[Start of MATERIAL]
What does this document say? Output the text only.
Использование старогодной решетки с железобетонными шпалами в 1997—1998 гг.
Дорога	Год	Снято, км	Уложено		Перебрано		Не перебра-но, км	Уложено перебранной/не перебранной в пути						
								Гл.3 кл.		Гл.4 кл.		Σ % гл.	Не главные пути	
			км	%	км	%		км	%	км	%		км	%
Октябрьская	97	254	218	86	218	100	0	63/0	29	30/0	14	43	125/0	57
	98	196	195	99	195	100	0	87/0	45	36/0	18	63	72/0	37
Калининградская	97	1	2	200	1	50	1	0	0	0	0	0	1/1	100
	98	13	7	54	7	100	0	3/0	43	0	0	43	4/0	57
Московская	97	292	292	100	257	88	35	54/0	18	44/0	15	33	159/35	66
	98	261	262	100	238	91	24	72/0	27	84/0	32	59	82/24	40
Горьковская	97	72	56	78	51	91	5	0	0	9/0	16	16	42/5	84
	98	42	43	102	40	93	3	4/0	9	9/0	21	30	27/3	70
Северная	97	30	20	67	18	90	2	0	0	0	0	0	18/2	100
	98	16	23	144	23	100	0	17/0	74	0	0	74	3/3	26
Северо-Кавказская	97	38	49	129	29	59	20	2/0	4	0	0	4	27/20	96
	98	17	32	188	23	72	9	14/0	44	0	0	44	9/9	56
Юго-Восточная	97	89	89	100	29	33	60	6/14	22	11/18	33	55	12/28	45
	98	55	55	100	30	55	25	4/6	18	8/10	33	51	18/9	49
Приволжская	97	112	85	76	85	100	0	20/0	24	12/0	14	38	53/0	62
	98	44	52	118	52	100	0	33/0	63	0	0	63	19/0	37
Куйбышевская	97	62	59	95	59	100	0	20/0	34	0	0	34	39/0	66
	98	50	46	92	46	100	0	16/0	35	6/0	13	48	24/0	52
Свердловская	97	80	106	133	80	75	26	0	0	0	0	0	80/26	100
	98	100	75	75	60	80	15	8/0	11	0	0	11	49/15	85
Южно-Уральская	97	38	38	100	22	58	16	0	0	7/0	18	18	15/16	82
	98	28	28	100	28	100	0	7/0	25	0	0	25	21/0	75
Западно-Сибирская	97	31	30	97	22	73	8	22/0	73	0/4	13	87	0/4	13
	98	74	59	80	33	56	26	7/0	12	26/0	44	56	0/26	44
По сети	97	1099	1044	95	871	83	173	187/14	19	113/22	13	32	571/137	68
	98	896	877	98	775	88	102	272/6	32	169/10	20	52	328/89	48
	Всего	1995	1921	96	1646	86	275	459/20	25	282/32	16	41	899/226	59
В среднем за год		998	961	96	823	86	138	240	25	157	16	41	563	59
[End of MATERIAL]
# WORK TO COMPLETE:
Which lines of the data above contain "пути"? Copy each one.

# ANSWER BELOW:
Дорога	Год	Снято, км	Уложено		Перебрано		Не перебра-но, км	Уложено перебранной/не перебранной в пути						
								Гл.3 кл.		Гл.4 кл.		Σ % гл.	Не главные пути	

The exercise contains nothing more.